## TASK INSTRUCTIONS
Write out the data again in full, exactly as it reads.

— start of EXERCISE INPUTS —

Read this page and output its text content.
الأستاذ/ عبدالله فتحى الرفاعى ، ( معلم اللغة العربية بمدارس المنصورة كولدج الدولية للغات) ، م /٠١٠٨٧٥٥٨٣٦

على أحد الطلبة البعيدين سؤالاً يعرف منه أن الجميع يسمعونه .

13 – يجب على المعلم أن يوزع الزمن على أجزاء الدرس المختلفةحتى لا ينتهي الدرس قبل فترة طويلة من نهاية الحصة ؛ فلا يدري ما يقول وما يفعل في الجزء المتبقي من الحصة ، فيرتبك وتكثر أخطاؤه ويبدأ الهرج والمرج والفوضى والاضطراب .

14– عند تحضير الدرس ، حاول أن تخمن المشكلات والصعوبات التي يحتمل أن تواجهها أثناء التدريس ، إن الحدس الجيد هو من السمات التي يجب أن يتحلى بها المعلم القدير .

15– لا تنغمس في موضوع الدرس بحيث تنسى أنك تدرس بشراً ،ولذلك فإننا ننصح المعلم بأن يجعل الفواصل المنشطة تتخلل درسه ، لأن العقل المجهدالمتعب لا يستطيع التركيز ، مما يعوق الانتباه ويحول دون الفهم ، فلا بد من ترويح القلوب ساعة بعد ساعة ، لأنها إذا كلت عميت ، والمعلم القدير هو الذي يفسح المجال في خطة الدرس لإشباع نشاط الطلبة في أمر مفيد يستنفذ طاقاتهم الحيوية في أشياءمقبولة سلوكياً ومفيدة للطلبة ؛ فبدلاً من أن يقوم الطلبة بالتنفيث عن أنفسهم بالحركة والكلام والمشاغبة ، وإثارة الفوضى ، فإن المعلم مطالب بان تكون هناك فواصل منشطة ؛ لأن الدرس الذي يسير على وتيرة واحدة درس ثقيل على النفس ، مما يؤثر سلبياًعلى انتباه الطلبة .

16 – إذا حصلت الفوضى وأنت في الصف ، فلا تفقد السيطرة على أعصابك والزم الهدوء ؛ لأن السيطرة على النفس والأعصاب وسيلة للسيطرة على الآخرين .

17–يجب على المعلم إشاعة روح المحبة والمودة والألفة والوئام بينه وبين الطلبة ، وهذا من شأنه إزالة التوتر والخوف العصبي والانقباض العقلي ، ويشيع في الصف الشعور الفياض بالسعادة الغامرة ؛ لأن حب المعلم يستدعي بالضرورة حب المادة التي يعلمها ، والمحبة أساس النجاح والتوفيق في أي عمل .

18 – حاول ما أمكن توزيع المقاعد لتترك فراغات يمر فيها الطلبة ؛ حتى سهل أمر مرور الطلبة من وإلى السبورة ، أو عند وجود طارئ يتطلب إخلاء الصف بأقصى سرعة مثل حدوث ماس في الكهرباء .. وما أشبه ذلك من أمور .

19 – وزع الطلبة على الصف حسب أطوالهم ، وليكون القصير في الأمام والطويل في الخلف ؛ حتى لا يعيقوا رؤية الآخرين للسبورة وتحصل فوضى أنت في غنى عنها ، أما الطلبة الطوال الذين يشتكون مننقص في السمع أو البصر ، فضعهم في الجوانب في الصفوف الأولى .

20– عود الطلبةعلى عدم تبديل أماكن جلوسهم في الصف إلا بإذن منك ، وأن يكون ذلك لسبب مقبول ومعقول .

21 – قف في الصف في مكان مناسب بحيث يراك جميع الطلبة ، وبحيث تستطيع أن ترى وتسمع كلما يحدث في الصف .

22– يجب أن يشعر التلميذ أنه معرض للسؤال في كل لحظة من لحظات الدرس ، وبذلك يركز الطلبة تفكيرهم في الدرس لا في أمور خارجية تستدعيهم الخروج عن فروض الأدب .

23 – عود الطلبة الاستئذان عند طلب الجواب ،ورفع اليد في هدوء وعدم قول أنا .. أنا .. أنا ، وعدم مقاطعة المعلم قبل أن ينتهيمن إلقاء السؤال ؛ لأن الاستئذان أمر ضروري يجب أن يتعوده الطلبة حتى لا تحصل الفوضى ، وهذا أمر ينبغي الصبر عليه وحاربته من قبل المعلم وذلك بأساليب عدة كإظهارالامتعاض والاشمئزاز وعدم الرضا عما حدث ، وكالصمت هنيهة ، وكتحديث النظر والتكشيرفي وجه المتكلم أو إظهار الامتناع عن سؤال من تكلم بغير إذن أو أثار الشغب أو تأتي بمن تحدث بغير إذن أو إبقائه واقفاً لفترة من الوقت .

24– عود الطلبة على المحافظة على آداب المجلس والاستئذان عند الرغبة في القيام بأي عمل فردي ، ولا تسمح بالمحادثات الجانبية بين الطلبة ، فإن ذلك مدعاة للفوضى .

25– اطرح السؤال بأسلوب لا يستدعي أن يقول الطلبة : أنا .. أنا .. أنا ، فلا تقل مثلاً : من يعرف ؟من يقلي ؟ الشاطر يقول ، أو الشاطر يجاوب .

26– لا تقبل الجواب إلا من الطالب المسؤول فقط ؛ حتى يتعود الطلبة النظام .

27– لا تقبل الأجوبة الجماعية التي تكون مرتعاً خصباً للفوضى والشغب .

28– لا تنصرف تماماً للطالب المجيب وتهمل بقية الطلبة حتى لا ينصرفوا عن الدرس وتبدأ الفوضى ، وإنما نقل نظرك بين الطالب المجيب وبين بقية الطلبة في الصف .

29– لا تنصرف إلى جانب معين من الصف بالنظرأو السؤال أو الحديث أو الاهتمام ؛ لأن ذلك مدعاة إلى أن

— end of EXERCISE INPUTS —

## RESPONSE TO THE TASK
Read this page and output its text content.
الأستاذ/ عبدالله فتحى الرفاعى ، ( معلم اللغة العربية بمدارس المنصورة كولدج الدولية للغات) ، م /٠١٠٨٧٥٥٨٣٦

على أحد الطلبة البعيدين سؤالاً يعرف منه أن الجميع يسمعونه .

13 – يجب على المعلم أن يوزع الزمن على أجزاء الدرس المختلفةحتى لا ينتهي الدرس قبل فترة طويلة من نهاية الحصة ؛ فلا يدري ما يقول وما يفعل في الجزء المتبقي من الحصة ، فيرتبك وتكثر أخطاؤه ويبدأ الهرج والمرج والفوضى والاضطراب .

14– عند تحضير الدرس ، حاول أن تخمن المشكلات والصعوبات التي يحتمل أن تواجهها أثناء التدريس ، إن الحدس الجيد هو من السمات التي يجب أن يتحلى بها المعلم القدير .

15– لا تنغمس في موضوع الدرس بحيث تنسى أنك تدرس بشراً ،ولذلك فإننا ننصح المعلم بأن يجعل الفواصل المنشطة تتخلل درسه ، لأن العقل المجهدالمتعب لا يستطيع التركيز ، مما يعوق الانتباه ويحول دون الفهم ، فلا بد من ترويح القلوب ساعة بعد ساعة ، لأنها إذا كلت عميت ، والمعلم القدير هو الذي يفسح المجال في خطة الدرس لإشباع نشاط الطلبة في أمر مفيد يستنفذ طاقاتهم الحيوية في أشياءمقبولة سلوكياً ومفيدة للطلبة ؛ فبدلاً من أن يقوم الطلبة بالتنفيث عن أنفسهم بالحركة والكلام والمشاغبة ، وإثارة الفوضى ، فإن المعلم مطالب بان تكون هناك فواصل منشطة ؛ لأن الدرس الذي يسير على وتيرة واحدة درس ثقيل على النفس ، مما يؤثر سلبياًعلى انتباه الطلبة .

16 – إذا حصلت الفوضى وأنت في الصف ، فلا تفقد السيطرة على أعصابك والزم الهدوء ؛ لأن السيطرة على النفس والأعصاب وسيلة للسيطرة على الآخرين .

17–يجب على المعلم إشاعة روح المحبة والمودة والألفة والوئام بينه وبين الطلبة ، وهذا من شأنه إزالة التوتر والخوف العصبي والانقباض العقلي ، ويشيع في الصف الشعور الفياض بالسعادة الغامرة ؛ لأن حب المعلم يستدعي بالضرورة حب المادة التي يعلمها ، والمحبة أساس النجاح والتوفيق في أي عمل .

18 – حاول ما أمكن توزيع المقاعد لتترك فراغات يمر فيها الطلبة ؛ حتى سهل أمر مرور الطلبة من وإلى السبورة ، أو عند وجود طارئ يتطلب إخلاء الصف بأقصى سرعة مثل حدوث ماس في الكهرباء .. وما أشبه ذلك من أمور .

19 – وزع الطلبة على الصف حسب أطوالهم ، وليكون القصير في الأمام والطويل في الخلف ؛ حتى لا يعيقوا رؤية الآخرين للسبورة وتحصل فوضى أنت في غنى عنها ، أما الطلبة الطوال الذين يشتكون مننقص في السمع أو البصر ، فضعهم في الجوانب في الصفوف الأولى .

20– عود الطلبةعلى عدم تبديل أماكن جلوسهم في الصف إلا بإذن منك ، وأن يكون ذلك لسبب مقبول ومعقول .

21 – قف في الصف في مكان مناسب بحيث يراك جميع الطلبة ، وبحيث تستطيع أن ترى وتسمع كلما يحدث في الصف .

22– يجب أن يشعر التلميذ أنه معرض للسؤال في كل لحظة من لحظات الدرس ، وبذلك يركز الطلبة تفكيرهم في الدرس لا في أمور خارجية تستدعيهم الخروج عن فروض الأدب .

23 – عود الطلبة الاستئذان عند طلب الجواب ،ورفع اليد في هدوء وعدم قول أنا .. أنا .. أنا ، وعدم مقاطعة المعلم قبل أن ينتهيمن إلقاء السؤال ؛ لأن الاستئذان أمر ضروري يجب أن يتعوده الطلبة حتى لا تحصل الفوضى ، وهذا أمر ينبغي الصبر عليه وحاربته من قبل المعلم وذلك بأساليب عدة كإظهارالامتعاض والاشمئزاز وعدم الرضا عما حدث ، وكالصمت هنيهة ، وكتحديث النظر والتكشيرفي وجه المتكلم أو إظهار الامتناع عن سؤال من تكلم بغير إذن أو أثار الشغب أو تأتي بمن تحدث بغير إذن أو إبقائه واقفاً لفترة من الوقت .

24– عود الطلبة على المحافظة على آداب المجلس والاستئذان عند الرغبة في القيام بأي عمل فردي ، ولا تسمح بالمحادثات الجانبية بين الطلبة ، فإن ذلك مدعاة للفوضى .

25– اطرح السؤال بأسلوب لا يستدعي أن يقول الطلبة : أنا .. أنا .. أنا ، فلا تقل مثلاً : من يعرف ؟من يقلي ؟ الشاطر يقول ، أو الشاطر يجاوب .

26– لا تقبل الجواب إلا من الطالب المسؤول فقط ؛ حتى يتعود الطلبة النظام .

27– لا تقبل الأجوبة الجماعية التي تكون مرتعاً خصباً للفوضى والشغب .

28– لا تنصرف تماماً للطالب المجيب وتهمل بقية الطلبة حتى لا ينصرفوا عن الدرس وتبدأ الفوضى ، وإنما نقل نظرك بين الطالب المجيب وبين بقية الطلبة في الصف .

29– لا تنصرف إلى جانب معين من الصف بالنظرأو السؤال أو الحديث أو الاهتمام ؛ لأن ذلك مدعاة إلى أن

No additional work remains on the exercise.